Record set:
******

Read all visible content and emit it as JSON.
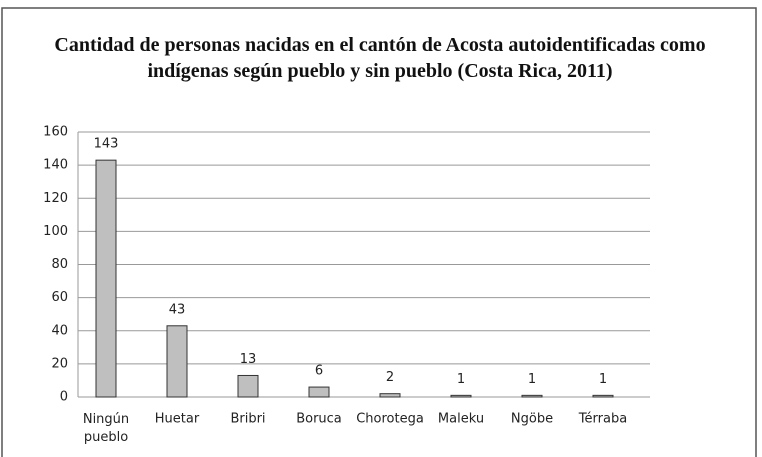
{
  "chart_data": {
    "type": "bar",
    "title": "Cantidad de personas nacidas en el cantón de Acosta autoidentificadas como indígenas según pueblo y sin pueblo (Costa Rica, 2011)",
    "categories": [
      "Ningún pueblo",
      "Huetar",
      "Bribri",
      "Boruca",
      "Chorotega",
      "Maleku",
      "Ngöbe",
      "Térraba"
    ],
    "values": [
      143,
      43,
      13,
      6,
      2,
      1,
      1,
      1
    ],
    "color": "#bfbfbf",
    "ylim": [
      0,
      160
    ],
    "yticks": [
      0,
      20,
      40,
      60,
      80,
      100,
      120,
      140,
      160
    ],
    "grid": true
  }
}
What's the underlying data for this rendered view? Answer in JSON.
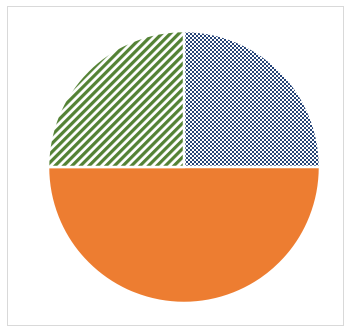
{
  "chart_data": {
    "type": "pie",
    "title": "",
    "slices": [
      {
        "value": 25,
        "color": "#264478",
        "pattern": "dotted-checker"
      },
      {
        "value": 50,
        "color": "#ed7d31",
        "pattern": "solid"
      },
      {
        "value": 25,
        "color": "#548235",
        "pattern": "diagonal-stripes"
      }
    ],
    "start": "top",
    "direction": "clockwise",
    "legend": "none"
  }
}
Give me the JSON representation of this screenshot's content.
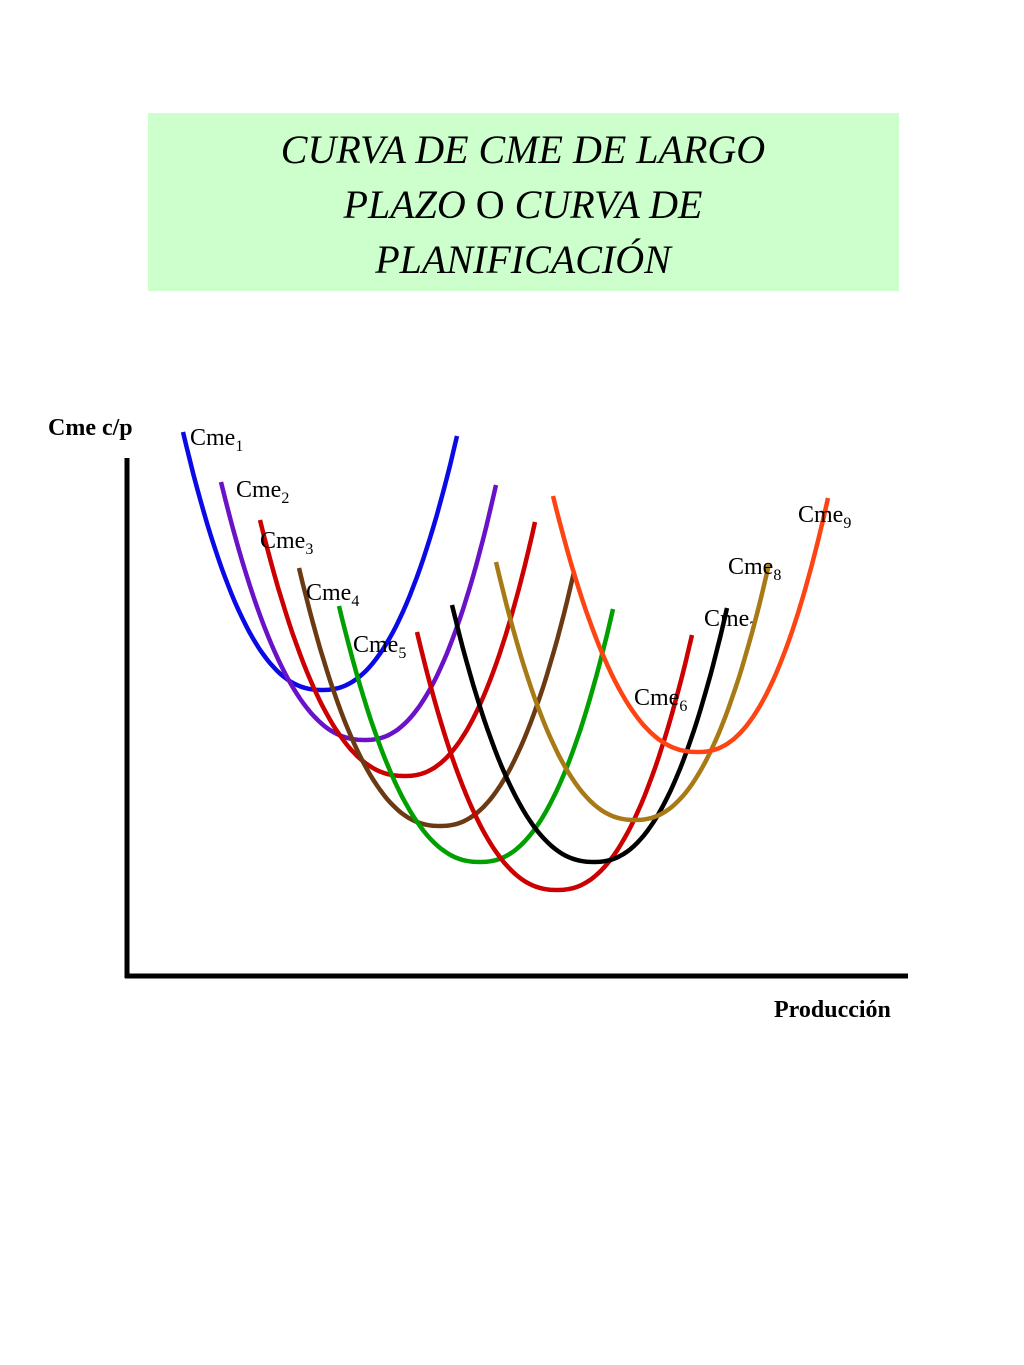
{
  "title": [
    "CURVA DE CME DE LARGO",
    "PLAZO",
    "O",
    "CURVA DE",
    "PLANIFICACIÓN"
  ],
  "y_axis_label": "Cme c/p",
  "x_axis_label": "Producción",
  "curves": [
    {
      "label": "Cme",
      "subscript": "1",
      "color": "#0a0ae6"
    },
    {
      "label": "Cme",
      "subscript": "2",
      "color": "#6a12c8"
    },
    {
      "label": "Cme",
      "subscript": "3",
      "color": "#cc0000"
    },
    {
      "label": "Cme",
      "subscript": "4",
      "color": "#6b3a12"
    },
    {
      "label": "Cme",
      "subscript": "5",
      "color": "#00a000"
    },
    {
      "label": "Cme",
      "subscript": "6",
      "color": "#cc0000"
    },
    {
      "label": "Cme",
      "subscript": "7",
      "color": "#000000"
    },
    {
      "label": "Cme",
      "subscript": "8",
      "color": "#a87a16"
    },
    {
      "label": "Cme",
      "subscript": "9",
      "color": "#ff4414"
    }
  ]
}
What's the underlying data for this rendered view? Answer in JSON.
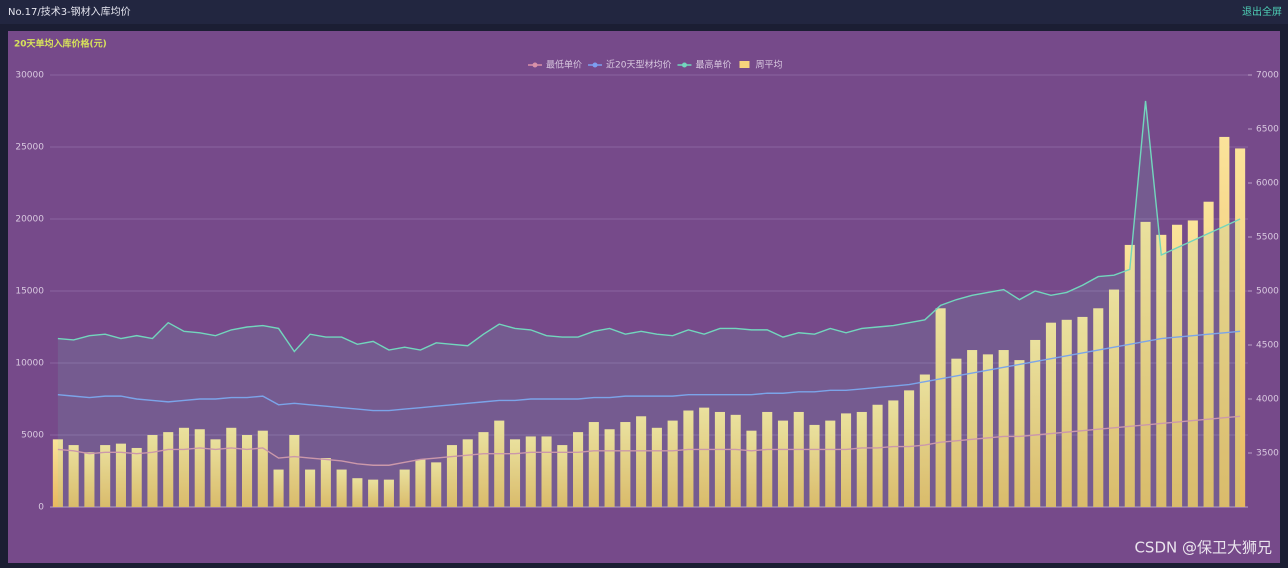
{
  "header": {
    "title": "No.17/技术3-钢材入库均价",
    "action": "退出全屏"
  },
  "watermark": "CSDN @保卫大狮兄",
  "chart_data": {
    "type": "bar-line",
    "subtitle": "20天单均入库价格(元)",
    "categories": [
      null,
      null,
      null,
      null,
      null,
      null,
      null,
      null,
      null,
      null,
      null,
      null,
      null,
      null,
      null,
      null,
      null,
      null,
      null,
      null,
      null,
      null,
      null,
      null,
      null,
      null,
      null,
      null,
      null,
      null,
      null,
      null,
      null,
      null,
      null,
      null,
      null,
      null,
      null,
      null,
      null,
      null,
      null,
      null,
      null,
      null,
      null,
      null,
      null,
      null,
      null,
      null,
      null,
      null,
      null,
      null,
      null,
      null,
      null,
      null,
      null,
      null,
      null,
      null,
      null,
      null,
      null,
      null,
      null,
      null,
      null,
      null,
      null,
      null,
      null,
      null
    ],
    "ylim": [
      0,
      30000
    ],
    "yticks": [
      0,
      5000,
      10000,
      15000,
      20000,
      25000,
      30000
    ],
    "y2lim": [
      3000,
      7000
    ],
    "y2ticks": [
      3500,
      4000,
      4500,
      5000,
      5500,
      6000,
      6500,
      7000
    ],
    "grid": true,
    "series": [
      {
        "name": "最低单价",
        "type": "line",
        "color": "#d890a8",
        "values": [
          4000,
          3900,
          3700,
          3800,
          3800,
          3700,
          3800,
          4000,
          4000,
          4100,
          4000,
          4100,
          4000,
          4100,
          3400,
          3500,
          3400,
          3300,
          3200,
          3000,
          2900,
          2900,
          3100,
          3300,
          3400,
          3500,
          3600,
          3700,
          3700,
          3700,
          3800,
          3800,
          3800,
          3800,
          3900,
          3900,
          3900,
          3900,
          3900,
          3900,
          4000,
          4000,
          4000,
          4000,
          3900,
          4000,
          4000,
          4000,
          4000,
          4000,
          4000,
          4100,
          4100,
          4200,
          4200,
          4300,
          4500,
          4600,
          4700,
          4800,
          4900,
          4900,
          5000,
          5100,
          5200,
          5300,
          5400,
          5500,
          5600,
          5700,
          5800,
          5900,
          6000,
          6100,
          6200,
          6300
        ]
      },
      {
        "name": "近20天型材均价",
        "type": "line",
        "color": "#7d9ef0",
        "values": [
          7800,
          7700,
          7600,
          7700,
          7700,
          7500,
          7400,
          7300,
          7400,
          7500,
          7500,
          7600,
          7600,
          7700,
          7100,
          7200,
          7100,
          7000,
          6900,
          6800,
          6700,
          6700,
          6800,
          6900,
          7000,
          7100,
          7200,
          7300,
          7400,
          7400,
          7500,
          7500,
          7500,
          7500,
          7600,
          7600,
          7700,
          7700,
          7700,
          7700,
          7800,
          7800,
          7800,
          7800,
          7800,
          7900,
          7900,
          8000,
          8000,
          8100,
          8100,
          8200,
          8300,
          8400,
          8500,
          8700,
          8900,
          9100,
          9300,
          9500,
          9700,
          9900,
          10100,
          10300,
          10500,
          10700,
          10900,
          11100,
          11300,
          11500,
          11700,
          11800,
          11900,
          12000,
          12100,
          12200
        ]
      },
      {
        "name": "最高单价",
        "type": "line",
        "color": "#72d6bd",
        "values": [
          11700,
          11600,
          11900,
          12000,
          11700,
          11900,
          11700,
          12800,
          12200,
          12100,
          11900,
          12300,
          12500,
          12600,
          12400,
          10800,
          12000,
          11800,
          11800,
          11300,
          11500,
          10900,
          11100,
          10900,
          11400,
          11300,
          11200,
          12000,
          12700,
          12400,
          12300,
          11900,
          11800,
          11800,
          12200,
          12400,
          12000,
          12200,
          12000,
          11900,
          12300,
          12000,
          12400,
          12400,
          12300,
          12300,
          11800,
          12100,
          12000,
          12400,
          12100,
          12400,
          12500,
          12600,
          12800,
          13000,
          14000,
          14400,
          14700,
          14900,
          15100,
          14400,
          15000,
          14700,
          14900,
          15400,
          16000,
          16100,
          16500,
          28200,
          17500,
          18000,
          18500,
          19000,
          19500,
          20000
        ]
      },
      {
        "name": "周平均",
        "type": "bar",
        "color": "#f7d37c",
        "values": [
          4700,
          4300,
          3800,
          4300,
          4400,
          4100,
          5000,
          5200,
          5500,
          5400,
          4700,
          5500,
          5000,
          5300,
          2600,
          5000,
          2600,
          3400,
          2600,
          2000,
          1900,
          1900,
          2600,
          3300,
          3100,
          4300,
          4700,
          5200,
          6000,
          4700,
          4900,
          4900,
          4300,
          5200,
          5900,
          5400,
          5900,
          6300,
          5500,
          6000,
          6700,
          6900,
          6600,
          6400,
          5300,
          6600,
          6000,
          6600,
          5700,
          6000,
          6500,
          6600,
          7100,
          7400,
          8100,
          9200,
          13800,
          10300,
          10900,
          10600,
          10900,
          10200,
          11600,
          12800,
          13000,
          13200,
          13800,
          15100,
          18200,
          19800,
          18900,
          19600,
          19900,
          21200,
          25700,
          24900
        ]
      }
    ]
  }
}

******

What to produce: For the listing above, identify each line bearing "JSON".

Output below:
Read all visible content and emit it as JSON.
What's the underlying data for this rendered view? Answer in JSON.
Give me the JSON representation of this screenshot's content.
What's the underlying data for this rendered view? Answer in JSON.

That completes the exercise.